Directive:
Below is a block of records; return all of them exactly, but without the images.

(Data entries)
··········

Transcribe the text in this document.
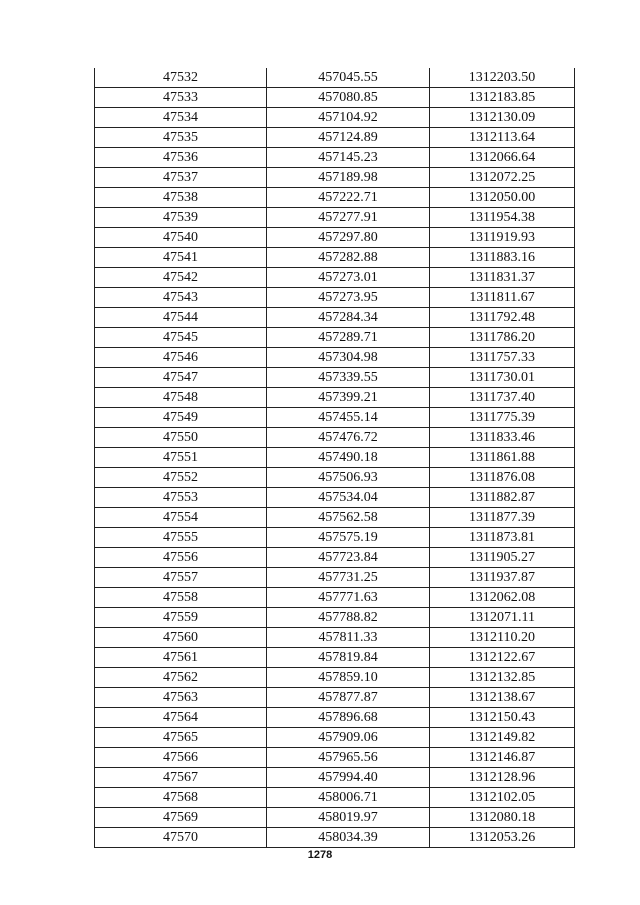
47532	457045.55	1312203.50
47533	457080.85	1312183.85
47534	457104.92	1312130.09
47535	457124.89	1312113.64
47536	457145.23	1312066.64
47537	457189.98	1312072.25
47538	457222.71	1312050.00
47539	457277.91	1311954.38
47540	457297.80	1311919.93
47541	457282.88	1311883.16
47542	457273.01	1311831.37
47543	457273.95	1311811.67
47544	457284.34	1311792.48
47545	457289.71	1311786.20
47546	457304.98	1311757.33
47547	457339.55	1311730.01
47548	457399.21	1311737.40
47549	457455.14	1311775.39
47550	457476.72	1311833.46
47551	457490.18	1311861.88
47552	457506.93	1311876.08
47553	457534.04	1311882.87
47554	457562.58	1311877.39
47555	457575.19	1311873.81
47556	457723.84	1311905.27
47557	457731.25	1311937.87
47558	457771.63	1312062.08
47559	457788.82	1312071.11
47560	457811.33	1312110.20
47561	457819.84	1312122.67
47562	457859.10	1312132.85
47563	457877.87	1312138.67
47564	457896.68	1312150.43
47565	457909.06	1312149.82
47566	457965.56	1312146.87
47567	457994.40	1312128.96
47568	458006.71	1312102.05
47569	458019.97	1312080.18
47570	458034.39	1312053.26
1278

··········

Exercise output:
Transcribe the text in this document.
47532	457045.55	1312203.50
47533	457080.85	1312183.85
47534	457104.92	1312130.09
47535	457124.89	1312113.64
47536	457145.23	1312066.64
47537	457189.98	1312072.25
47538	457222.71	1312050.00
47539	457277.91	1311954.38
47540	457297.80	1311919.93
47541	457282.88	1311883.16
47542	457273.01	1311831.37
47543	457273.95	1311811.67
47544	457284.34	1311792.48
47545	457289.71	1311786.20
47546	457304.98	1311757.33
47547	457339.55	1311730.01
47548	457399.21	1311737.40
47549	457455.14	1311775.39
47550	457476.72	1311833.46
47551	457490.18	1311861.88
47552	457506.93	1311876.08
47553	457534.04	1311882.87
47554	457562.58	1311877.39
47555	457575.19	1311873.81
47556	457723.84	1311905.27
47557	457731.25	1311937.87
47558	457771.63	1312062.08
47559	457788.82	1312071.11
47560	457811.33	1312110.20
47561	457819.84	1312122.67
47562	457859.10	1312132.85
47563	457877.87	1312138.67
47564	457896.68	1312150.43
47565	457909.06	1312149.82
47566	457965.56	1312146.87
47567	457994.40	1312128.96
47568	458006.71	1312102.05
47569	458019.97	1312080.18
47570	458034.39	1312053.26
1278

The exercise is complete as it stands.